■ Dataset items ■
§ §

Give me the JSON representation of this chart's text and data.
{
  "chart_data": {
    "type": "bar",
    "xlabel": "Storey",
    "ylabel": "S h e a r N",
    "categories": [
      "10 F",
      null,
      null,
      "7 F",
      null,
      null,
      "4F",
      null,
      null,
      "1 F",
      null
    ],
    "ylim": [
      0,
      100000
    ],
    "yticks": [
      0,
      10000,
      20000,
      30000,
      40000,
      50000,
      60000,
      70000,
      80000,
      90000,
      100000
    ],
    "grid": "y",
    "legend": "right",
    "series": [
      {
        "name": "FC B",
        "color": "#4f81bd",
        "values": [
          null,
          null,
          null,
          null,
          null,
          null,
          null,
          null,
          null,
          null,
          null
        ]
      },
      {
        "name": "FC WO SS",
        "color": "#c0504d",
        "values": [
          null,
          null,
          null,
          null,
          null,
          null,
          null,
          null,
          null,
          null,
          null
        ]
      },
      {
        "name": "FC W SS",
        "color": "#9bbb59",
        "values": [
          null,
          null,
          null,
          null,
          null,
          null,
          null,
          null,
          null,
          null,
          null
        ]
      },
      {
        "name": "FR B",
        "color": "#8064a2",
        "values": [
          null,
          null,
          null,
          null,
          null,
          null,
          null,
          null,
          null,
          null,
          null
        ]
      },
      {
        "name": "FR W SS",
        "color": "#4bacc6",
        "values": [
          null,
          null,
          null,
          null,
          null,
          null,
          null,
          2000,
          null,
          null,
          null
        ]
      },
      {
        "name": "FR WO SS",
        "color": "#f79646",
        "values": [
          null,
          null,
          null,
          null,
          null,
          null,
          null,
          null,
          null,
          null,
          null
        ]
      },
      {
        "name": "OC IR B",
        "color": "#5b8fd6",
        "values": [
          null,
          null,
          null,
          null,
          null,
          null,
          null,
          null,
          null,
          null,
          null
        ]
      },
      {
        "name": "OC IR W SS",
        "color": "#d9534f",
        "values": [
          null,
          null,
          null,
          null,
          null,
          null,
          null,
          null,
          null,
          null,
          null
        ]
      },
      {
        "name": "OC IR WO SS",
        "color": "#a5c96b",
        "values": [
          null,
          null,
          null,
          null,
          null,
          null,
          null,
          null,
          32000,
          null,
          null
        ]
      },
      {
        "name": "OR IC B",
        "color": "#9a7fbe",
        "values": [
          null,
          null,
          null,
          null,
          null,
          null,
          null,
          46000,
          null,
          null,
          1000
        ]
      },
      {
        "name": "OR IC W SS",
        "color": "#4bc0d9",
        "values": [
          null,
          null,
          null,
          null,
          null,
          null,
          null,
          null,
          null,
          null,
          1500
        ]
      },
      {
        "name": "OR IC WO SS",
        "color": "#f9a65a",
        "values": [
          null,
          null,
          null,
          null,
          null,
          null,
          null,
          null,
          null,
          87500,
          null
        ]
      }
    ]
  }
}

§ §

■ WHAT IS REQUIRED ■
Show each line of the data that contains the string "name".

■ FINISHED EXERCISE ■
        "name": "FC B",
        "name": "FC WO SS",
        "name": "FC W SS",
        "name": "FR B",
        "name": "FR W SS",
        "name": "FR WO SS",
        "name": "OC IR B",
        "name": "OC IR W SS",
        "name": "OC IR WO SS",
        "name": "OR IC B",
        "name": "OR IC W SS",
        "name": "OR IC WO SS",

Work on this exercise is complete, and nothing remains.